Problem requirements:
Provide an exact copy of the data, excluding the images.

Extracted data entries:
* * * * * * * * *

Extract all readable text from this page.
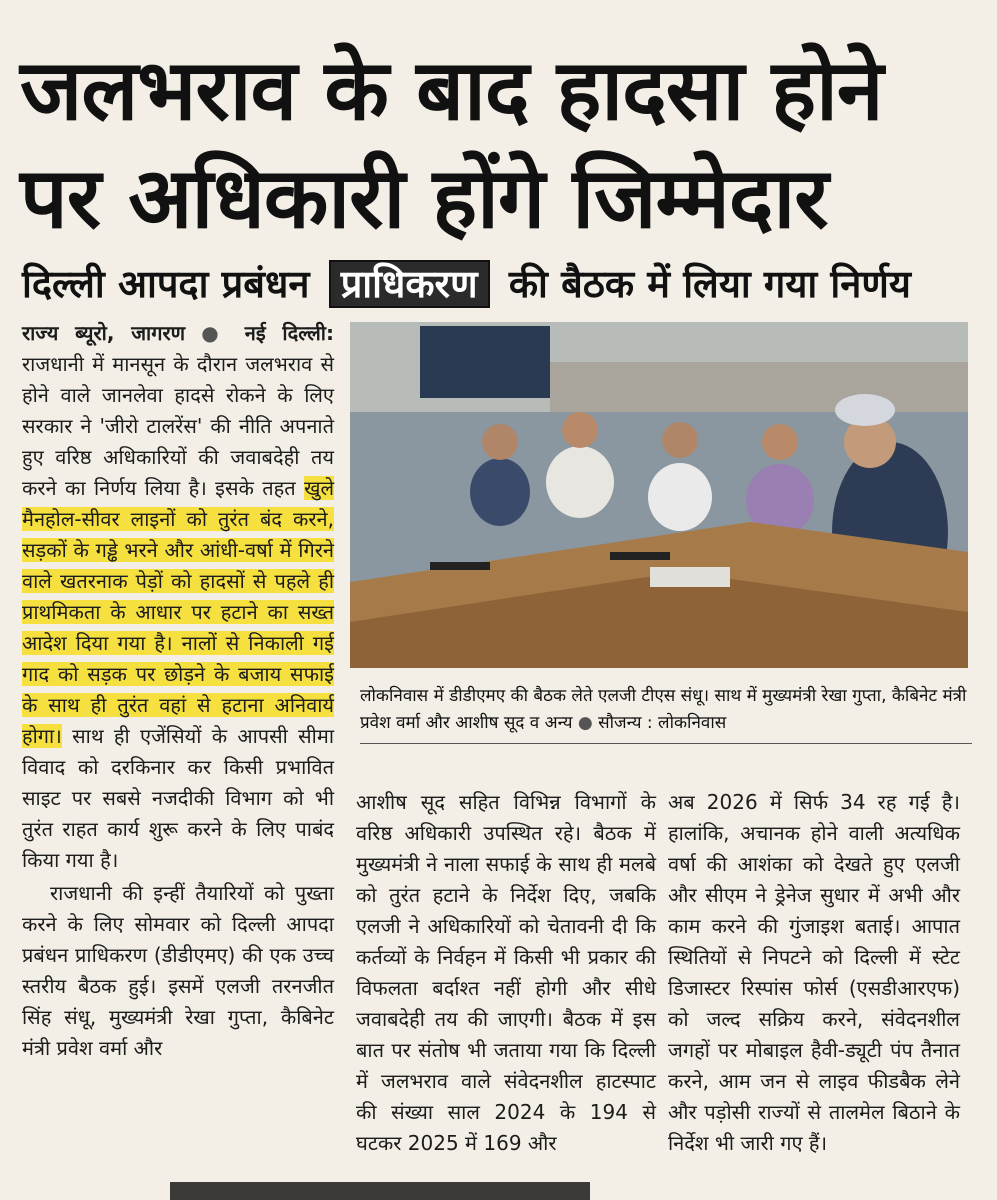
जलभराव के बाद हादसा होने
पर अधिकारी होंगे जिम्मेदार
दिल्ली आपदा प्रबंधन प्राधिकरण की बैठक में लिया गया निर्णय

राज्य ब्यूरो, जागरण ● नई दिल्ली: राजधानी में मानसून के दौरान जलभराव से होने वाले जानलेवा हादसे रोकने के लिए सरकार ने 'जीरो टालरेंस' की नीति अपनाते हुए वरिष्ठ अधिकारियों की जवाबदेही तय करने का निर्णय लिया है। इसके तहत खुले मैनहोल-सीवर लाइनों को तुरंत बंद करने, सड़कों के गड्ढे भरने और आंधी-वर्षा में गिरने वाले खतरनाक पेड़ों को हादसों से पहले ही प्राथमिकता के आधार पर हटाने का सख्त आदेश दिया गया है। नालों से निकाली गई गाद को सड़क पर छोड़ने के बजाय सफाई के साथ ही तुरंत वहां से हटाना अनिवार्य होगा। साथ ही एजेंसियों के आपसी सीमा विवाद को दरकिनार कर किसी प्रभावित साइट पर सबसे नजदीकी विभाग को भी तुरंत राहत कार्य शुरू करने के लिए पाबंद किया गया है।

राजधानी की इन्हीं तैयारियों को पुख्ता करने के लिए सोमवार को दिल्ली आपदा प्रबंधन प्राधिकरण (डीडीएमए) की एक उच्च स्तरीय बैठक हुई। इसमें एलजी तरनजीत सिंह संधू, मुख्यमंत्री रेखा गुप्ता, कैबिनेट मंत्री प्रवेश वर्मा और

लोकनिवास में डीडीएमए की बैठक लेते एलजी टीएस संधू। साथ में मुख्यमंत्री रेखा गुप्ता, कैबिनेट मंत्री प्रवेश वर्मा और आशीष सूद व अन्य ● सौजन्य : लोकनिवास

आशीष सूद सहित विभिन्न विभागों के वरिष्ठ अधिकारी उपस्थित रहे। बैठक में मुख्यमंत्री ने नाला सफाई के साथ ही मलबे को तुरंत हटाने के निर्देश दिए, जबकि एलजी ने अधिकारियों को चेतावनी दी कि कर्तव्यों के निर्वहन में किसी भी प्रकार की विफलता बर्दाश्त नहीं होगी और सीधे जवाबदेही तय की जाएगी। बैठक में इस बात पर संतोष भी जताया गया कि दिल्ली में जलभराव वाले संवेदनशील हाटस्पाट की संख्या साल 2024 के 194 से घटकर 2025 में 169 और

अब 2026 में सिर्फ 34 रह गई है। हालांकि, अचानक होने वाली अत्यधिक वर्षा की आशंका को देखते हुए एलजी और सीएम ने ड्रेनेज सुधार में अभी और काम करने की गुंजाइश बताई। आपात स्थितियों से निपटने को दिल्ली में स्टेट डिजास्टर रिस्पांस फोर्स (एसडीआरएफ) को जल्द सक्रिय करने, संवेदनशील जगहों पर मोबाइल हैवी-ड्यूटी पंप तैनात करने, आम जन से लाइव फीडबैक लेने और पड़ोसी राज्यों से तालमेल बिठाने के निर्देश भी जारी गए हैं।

* * * * * * * * *

Output:
Extract all readable text from this page.
जलभराव के बाद हादसा होने
पर अधिकारी होंगे जिम्मेदार
दिल्ली आपदा प्रबंधन प्राधिकरण की बैठक में लिया गया निर्णय

राज्य ब्यूरो, जागरण ● नई दिल्ली: राजधानी में मानसून के दौरान जलभराव से होने वाले जानलेवा हादसे रोकने के लिए सरकार ने 'जीरो टालरेंस' की नीति अपनाते हुए वरिष्ठ अधिकारियों की जवाबदेही तय करने का निर्णय लिया है। इसके तहत खुले मैनहोल-सीवर लाइनों को तुरंत बंद करने, सड़कों के गड्ढे भरने और आंधी-वर्षा में गिरने वाले खतरनाक पेड़ों को हादसों से पहले ही प्राथमिकता के आधार पर हटाने का सख्त आदेश दिया गया है। नालों से निकाली गई गाद को सड़क पर छोड़ने के बजाय सफाई के साथ ही तुरंत वहां से हटाना अनिवार्य होगा। साथ ही एजेंसियों के आपसी सीमा विवाद को दरकिनार कर किसी प्रभावित साइट पर सबसे नजदीकी विभाग को भी तुरंत राहत कार्य शुरू करने के लिए पाबंद किया गया है।

राजधानी की इन्हीं तैयारियों को पुख्ता करने के लिए सोमवार को दिल्ली आपदा प्रबंधन प्राधिकरण (डीडीएमए) की एक उच्च स्तरीय बैठक हुई। इसमें एलजी तरनजीत सिंह संधू, मुख्यमंत्री रेखा गुप्ता, कैबिनेट मंत्री प्रवेश वर्मा और

लोकनिवास में डीडीएमए की बैठक लेते एलजी टीएस संधू। साथ में मुख्यमंत्री रेखा गुप्ता, कैबिनेट मंत्री प्रवेश वर्मा और आशीष सूद व अन्य ● सौजन्य : लोकनिवास

आशीष सूद सहित विभिन्न विभागों के वरिष्ठ अधिकारी उपस्थित रहे। बैठक में मुख्यमंत्री ने नाला सफाई के साथ ही मलबे को तुरंत हटाने के निर्देश दिए, जबकि एलजी ने अधिकारियों को चेतावनी दी कि कर्तव्यों के निर्वहन में किसी भी प्रकार की विफलता बर्दाश्त नहीं होगी और सीधे जवाबदेही तय की जाएगी। बैठक में इस बात पर संतोष भी जताया गया कि दिल्ली में जलभराव वाले संवेदनशील हाटस्पाट की संख्या साल 2024 के 194 से घटकर 2025 में 169 और

अब 2026 में सिर्फ 34 रह गई है। हालांकि, अचानक होने वाली अत्यधिक वर्षा की आशंका को देखते हुए एलजी और सीएम ने ड्रेनेज सुधार में अभी और काम करने की गुंजाइश बताई। आपात स्थितियों से निपटने को दिल्ली में स्टेट डिजास्टर रिस्पांस फोर्स (एसडीआरएफ) को जल्द सक्रिय करने, संवेदनशील जगहों पर मोबाइल हैवी-ड्यूटी पंप तैनात करने, आम जन से लाइव फीडबैक लेने और पड़ोसी राज्यों से तालमेल बिठाने के निर्देश भी जारी गए हैं।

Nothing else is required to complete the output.